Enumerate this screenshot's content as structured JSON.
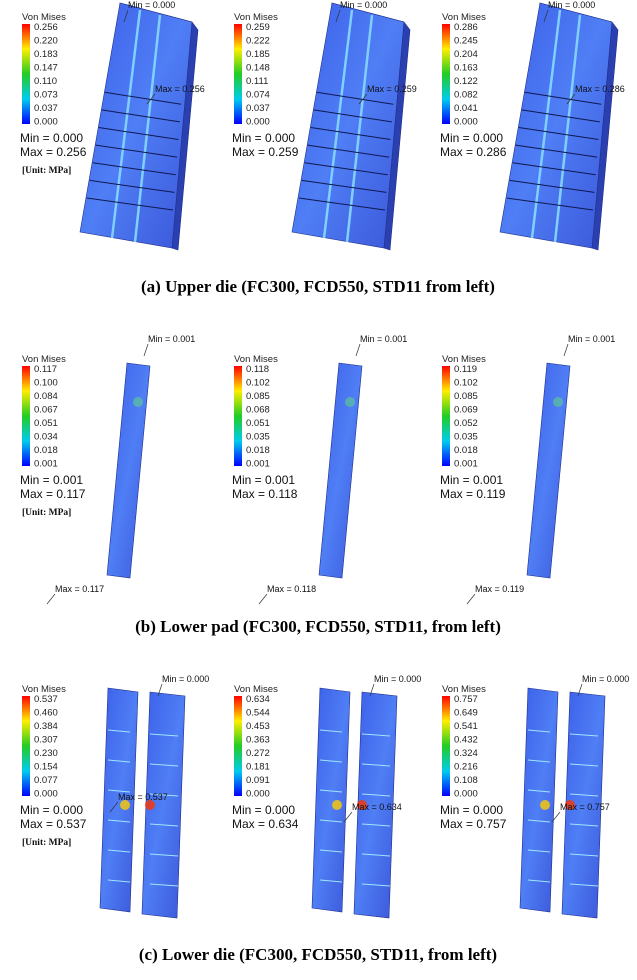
{
  "panels": [
    {
      "caption": "(a) Upper die (FC300, FCD550, STD11 from left)",
      "plots": [
        {
          "legend_title": "Von Mises",
          "legend_values": [
            "0.256",
            "0.220",
            "0.183",
            "0.147",
            "0.110",
            "0.073",
            "0.037",
            "0.000"
          ],
          "min_text": "Min = 0.000",
          "max_text": "Max = 0.256",
          "unit": "[Unit: MPa]",
          "min_marker": "Min = 0.000",
          "max_marker": "Max = 0.256"
        },
        {
          "legend_title": "Von Mises",
          "legend_values": [
            "0.259",
            "0.222",
            "0.185",
            "0.148",
            "0.111",
            "0.074",
            "0.037",
            "0.000"
          ],
          "min_text": "Min = 0.000",
          "max_text": "Max = 0.259",
          "min_marker": "Min = 0.000",
          "max_marker": "Max = 0.259"
        },
        {
          "legend_title": "Von Mises",
          "legend_values": [
            "0.286",
            "0.245",
            "0.204",
            "0.163",
            "0.122",
            "0.082",
            "0.041",
            "0.000"
          ],
          "min_text": "Min = 0.000",
          "max_text": "Max = 0.286",
          "min_marker": "Min = 0.000",
          "max_marker": "Max = 0.286"
        }
      ]
    },
    {
      "caption": "(b) Lower pad (FC300, FCD550, STD11, from left)",
      "plots": [
        {
          "legend_title": "Von Mises",
          "legend_values": [
            "0.117",
            "0.100",
            "0.084",
            "0.067",
            "0.051",
            "0.034",
            "0.018",
            "0.001"
          ],
          "min_text": "Min = 0.001",
          "max_text": "Max = 0.117",
          "unit": "[Unit: MPa]",
          "min_marker": "Min = 0.001",
          "max_marker": "Max = 0.117"
        },
        {
          "legend_title": "Von Mises",
          "legend_values": [
            "0.118",
            "0.102",
            "0.085",
            "0.068",
            "0.051",
            "0.035",
            "0.018",
            "0.001"
          ],
          "min_text": "Min = 0.001",
          "max_text": "Max = 0.118",
          "min_marker": "Min = 0.001",
          "max_marker": "Max = 0.118"
        },
        {
          "legend_title": "Von Mises",
          "legend_values": [
            "0.119",
            "0.102",
            "0.085",
            "0.069",
            "0.052",
            "0.035",
            "0.018",
            "0.001"
          ],
          "min_text": "Min = 0.001",
          "max_text": "Max = 0.119",
          "min_marker": "Min = 0.001",
          "max_marker": "Max = 0.119"
        }
      ]
    },
    {
      "caption": "(c) Lower die (FC300, FCD550, STD11, from left)",
      "plots": [
        {
          "legend_title": "Von Mises",
          "legend_values": [
            "0.537",
            "0.460",
            "0.384",
            "0.307",
            "0.230",
            "0.154",
            "0.077",
            "0.000"
          ],
          "min_text": "Min = 0.000",
          "max_text": "Max = 0.537",
          "unit": "[Unit: MPa]",
          "min_marker": "Min = 0.000",
          "max_marker": "Max = 0.537"
        },
        {
          "legend_title": "Von Mises",
          "legend_values": [
            "0.634",
            "0.544",
            "0.453",
            "0.363",
            "0.272",
            "0.181",
            "0.091",
            "0.000"
          ],
          "min_text": "Min = 0.000",
          "max_text": "Max = 0.634",
          "min_marker": "Min = 0.000",
          "max_marker": "Max = 0.634"
        },
        {
          "legend_title": "Von Mises",
          "legend_values": [
            "0.757",
            "0.649",
            "0.541",
            "0.432",
            "0.324",
            "0.216",
            "0.108",
            "0.000"
          ],
          "min_text": "Min = 0.000",
          "max_text": "Max = 0.757",
          "min_marker": "Min = 0.000",
          "max_marker": "Max = 0.757"
        }
      ]
    }
  ]
}
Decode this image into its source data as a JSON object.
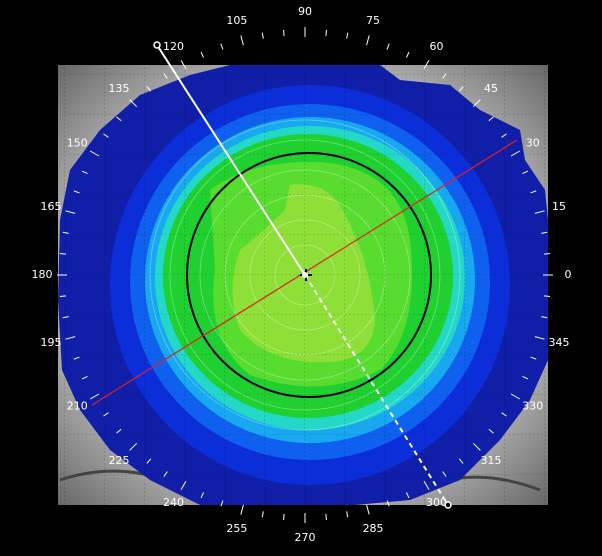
{
  "angle_scale": {
    "angles": [
      0,
      15,
      30,
      45,
      60,
      75,
      90,
      105,
      120,
      135,
      150,
      165,
      180,
      195,
      210,
      225,
      240,
      255,
      270,
      285,
      300,
      315,
      330,
      345
    ]
  }
}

[WRITTEN PROBLEM] Each entry must be retyped word for word, with every image omitted.

[ANSWER TO THIS PROBLEM]
Enumerate this screenshot's content as structured JSON.
{
  "panels": [
    {
      "caption": "(a) Upper die (FC300, FCD550, STD11 from left)",
      "plots": [
        {
          "legend_title": "Von Mises",
          "legend_values": [
            "0.256",
            "0.220",
            "0.183",
            "0.147",
            "0.110",
            "0.073",
            "0.037",
            "0.000"
          ],
          "min_text": "Min = 0.000",
          "max_text": "Max = 0.256",
          "unit": "[Unit: MPa]",
          "min_marker": "Min = 0.000",
          "max_marker": "Max = 0.256"
        },
        {
          "legend_title": "Von Mises",
          "legend_values": [
            "0.259",
            "0.222",
            "0.185",
            "0.148",
            "0.111",
            "0.074",
            "0.037",
            "0.000"
          ],
          "min_text": "Min = 0.000",
          "max_text": "Max = 0.259",
          "min_marker": "Min = 0.000",
          "max_marker": "Max = 0.259"
        },
        {
          "legend_title": "Von Mises",
          "legend_values": [
            "0.286",
            "0.245",
            "0.204",
            "0.163",
            "0.122",
            "0.082",
            "0.041",
            "0.000"
          ],
          "min_text": "Min = 0.000",
          "max_text": "Max = 0.286",
          "min_marker": "Min = 0.000",
          "max_marker": "Max = 0.286"
        }
      ]
    },
    {
      "caption": "(b) Lower pad (FC300, FCD550, STD11, from left)",
      "plots": [
        {
          "legend_title": "Von Mises",
          "legend_values": [
            "0.117",
            "0.100",
            "0.084",
            "0.067",
            "0.051",
            "0.034",
            "0.018",
            "0.001"
          ],
          "min_text": "Min = 0.001",
          "max_text": "Max = 0.117",
          "unit": "[Unit: MPa]",
          "min_marker": "Min = 0.001",
          "max_marker": "Max = 0.117"
        },
        {
          "legend_title": "Von Mises",
          "legend_values": [
            "0.118",
            "0.102",
            "0.085",
            "0.068",
            "0.051",
            "0.035",
            "0.018",
            "0.001"
          ],
          "min_text": "Min = 0.001",
          "max_text": "Max = 0.118",
          "min_marker": "Min = 0.001",
          "max_marker": "Max = 0.118"
        },
        {
          "legend_title": "Von Mises",
          "legend_values": [
            "0.119",
            "0.102",
            "0.085",
            "0.069",
            "0.052",
            "0.035",
            "0.018",
            "0.001"
          ],
          "min_text": "Min = 0.001",
          "max_text": "Max = 0.119",
          "min_marker": "Min = 0.001",
          "max_marker": "Max = 0.119"
        }
      ]
    },
    {
      "caption": "(c) Lower die (FC300, FCD550, STD11, from left)",
      "plots": [
        {
          "legend_title": "Von Mises",
          "legend_values": [
            "0.537",
            "0.460",
            "0.384",
            "0.307",
            "0.230",
            "0.154",
            "0.077",
            "0.000"
          ],
          "min_text": "Min = 0.000",
          "max_text": "Max = 0.537",
          "unit": "[Unit: MPa]",
          "min_marker": "Min = 0.000",
          "max_marker": "Max = 0.537"
        },
        {
          "legend_title": "Von Mises",
          "legend_values": [
            "0.634",
            "0.544",
            "0.453",
            "0.363",
            "0.272",
            "0.181",
            "0.091",
            "0.000"
          ],
          "min_text": "Min = 0.000",
          "max_text": "Max = 0.634",
          "min_marker": "Min = 0.000",
          "max_marker": "Max = 0.634"
        },
        {
          "legend_title": "Von Mises",
          "legend_values": [
            "0.757",
            "0.649",
            "0.541",
            "0.432",
            "0.324",
            "0.216",
            "0.108",
            "0.000"
          ],
          "min_text": "Min = 0.000",
          "max_text": "Max = 0.757",
          "min_marker": "Min = 0.000",
          "max_marker": "Max = 0.757"
        }
      ]
    }
  ]
}
Decode this image into its source data as a JSON object.
{
  "angle_scale": {
    "angles": [
      0,
      15,
      30,
      45,
      60,
      75,
      90,
      105,
      120,
      135,
      150,
      165,
      180,
      195,
      210,
      225,
      240,
      255,
      270,
      285,
      300,
      315,
      330,
      345
    ]
  }
}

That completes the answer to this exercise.